▶ **What you are asked to do**
In the article on Internet of Things standards below, why does the comparison with the VHS/Betamax battles not hold up? Answer in one to three sentences.

▶ **Extract to read**
This article was produced by Olswang LLP, which joined with CMS on 1 May 2017.
We have now seen the announcement of at least four consortiums developing self-proclaimed "standards" for communication between Internet of Things (IoT) devices. For a class of product that fundamentally relies on interaction with other devices, this may be of significant concern to both manufacturers and consumers who face a divided market and potentially restricted functionality.
The consortiums we have seen to date include all of the familiar manufacturers:-
Atmel, Broadcom, Dell, Intel, Samsung and Wind River - Open interconnect consortium
Qualcomm, Microsoft, LG, Cisco, and 47 others - Allseen Alliance
Apple - HomeKit
Nest, Mercedes, Lifx, Jawbone, Google - Works with Nest
The concern to consumers is that their Nest thermostat won't talk to their Apple phone, or their Android phone won't talk to their LG television, thus restricting their ability to select the products they like. The risk to manufacturers is that they align themselves with a consortium that is unsuccessful and their products fail to sell.
It is therefore hard to see many merits in this myriad of consortiums. However, to a gambler the merit is clear - if you align yourself with the successful consortium you gain the commercial advantage.
A simple analysis suggests this is a repeat of the VHS/Betamax home video recorder battles. Competing formats were launched, with largely comparable features to the average user, where a bit of industry agreement could (in theory) have seen agreement on a format. Ultimately one of those formats won and took the riches, the other faded. For the VHS backers this was a battle worth fighting. Given that Sony backed Betamax it was clearly not a fatal gamble, but one which set them back significantly.
However, this comparison does not bear a closer analysis. VCRs were essentially a standalone product - you bought a player and could then purchase, hire, or record cassettes for you to play back. It didn't matter whether you had the same system as your friends. It was only in the secondary use of swapping recordings that you needed the same system.
This contrasts with IoT devices which rely on their ability to communicate with other devices to deliver their purpose. A divided range of products is of much more significance to this type of product where a user's choice of products is restricted by the different standards. Once a user has a product from one consortium, any future products must also be from that consortium. An iPhone user is thus perhaps less likely to buy a Nest thermostat.

▶ **Provided data**
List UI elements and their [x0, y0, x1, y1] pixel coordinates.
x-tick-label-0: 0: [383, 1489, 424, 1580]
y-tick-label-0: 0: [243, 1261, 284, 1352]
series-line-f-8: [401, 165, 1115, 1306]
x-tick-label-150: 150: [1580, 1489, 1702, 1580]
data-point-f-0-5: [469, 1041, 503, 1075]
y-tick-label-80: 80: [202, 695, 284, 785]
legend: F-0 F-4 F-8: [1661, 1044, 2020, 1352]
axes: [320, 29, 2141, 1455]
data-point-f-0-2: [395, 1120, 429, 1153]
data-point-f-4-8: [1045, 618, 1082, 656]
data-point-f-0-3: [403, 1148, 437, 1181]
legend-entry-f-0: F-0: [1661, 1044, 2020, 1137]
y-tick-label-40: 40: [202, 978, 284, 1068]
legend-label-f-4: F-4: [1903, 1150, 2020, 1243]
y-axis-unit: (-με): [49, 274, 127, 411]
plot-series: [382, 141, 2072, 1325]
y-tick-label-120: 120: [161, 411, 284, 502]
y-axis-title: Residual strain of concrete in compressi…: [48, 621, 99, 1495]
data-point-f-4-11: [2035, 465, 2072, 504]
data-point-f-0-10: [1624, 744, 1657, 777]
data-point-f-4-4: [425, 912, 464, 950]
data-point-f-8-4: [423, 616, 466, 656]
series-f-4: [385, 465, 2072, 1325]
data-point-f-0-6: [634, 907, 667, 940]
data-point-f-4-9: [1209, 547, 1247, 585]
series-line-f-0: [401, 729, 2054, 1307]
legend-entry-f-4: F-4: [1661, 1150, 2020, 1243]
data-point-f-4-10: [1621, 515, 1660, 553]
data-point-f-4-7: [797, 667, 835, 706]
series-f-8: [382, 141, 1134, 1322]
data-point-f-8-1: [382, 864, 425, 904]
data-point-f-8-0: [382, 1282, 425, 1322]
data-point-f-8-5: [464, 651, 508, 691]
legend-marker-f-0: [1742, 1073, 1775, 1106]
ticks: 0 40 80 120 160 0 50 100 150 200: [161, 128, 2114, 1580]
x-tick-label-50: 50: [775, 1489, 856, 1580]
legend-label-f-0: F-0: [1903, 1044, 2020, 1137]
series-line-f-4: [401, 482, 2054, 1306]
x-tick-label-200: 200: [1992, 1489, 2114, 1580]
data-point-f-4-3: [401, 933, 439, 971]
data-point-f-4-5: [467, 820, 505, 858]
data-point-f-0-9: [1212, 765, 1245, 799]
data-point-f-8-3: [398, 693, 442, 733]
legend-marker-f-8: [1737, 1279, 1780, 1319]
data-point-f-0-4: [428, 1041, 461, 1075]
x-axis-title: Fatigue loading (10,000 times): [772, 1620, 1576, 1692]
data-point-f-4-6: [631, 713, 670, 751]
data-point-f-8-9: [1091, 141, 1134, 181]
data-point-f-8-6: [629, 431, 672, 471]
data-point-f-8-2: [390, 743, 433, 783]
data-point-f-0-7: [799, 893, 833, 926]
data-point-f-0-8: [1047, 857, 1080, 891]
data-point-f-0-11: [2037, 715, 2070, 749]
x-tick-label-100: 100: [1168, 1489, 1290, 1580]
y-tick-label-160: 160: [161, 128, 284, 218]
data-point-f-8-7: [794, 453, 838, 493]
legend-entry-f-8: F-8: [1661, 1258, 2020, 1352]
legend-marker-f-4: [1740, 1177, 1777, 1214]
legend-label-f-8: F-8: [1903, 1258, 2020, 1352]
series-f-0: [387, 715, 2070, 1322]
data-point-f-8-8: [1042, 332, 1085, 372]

▶ **Task response**
VCRs were essentially standalone products: you could buy, hire or record cassettes and play them back, and having the same system as your friends mattered only for swapping recordings. IoT devices, by contrast, depend on communicating with other devices to serve their purpose, so a divided market restricts which products a user can choose. Once a user owns a product from one consortium, any future products must come from that same consortium.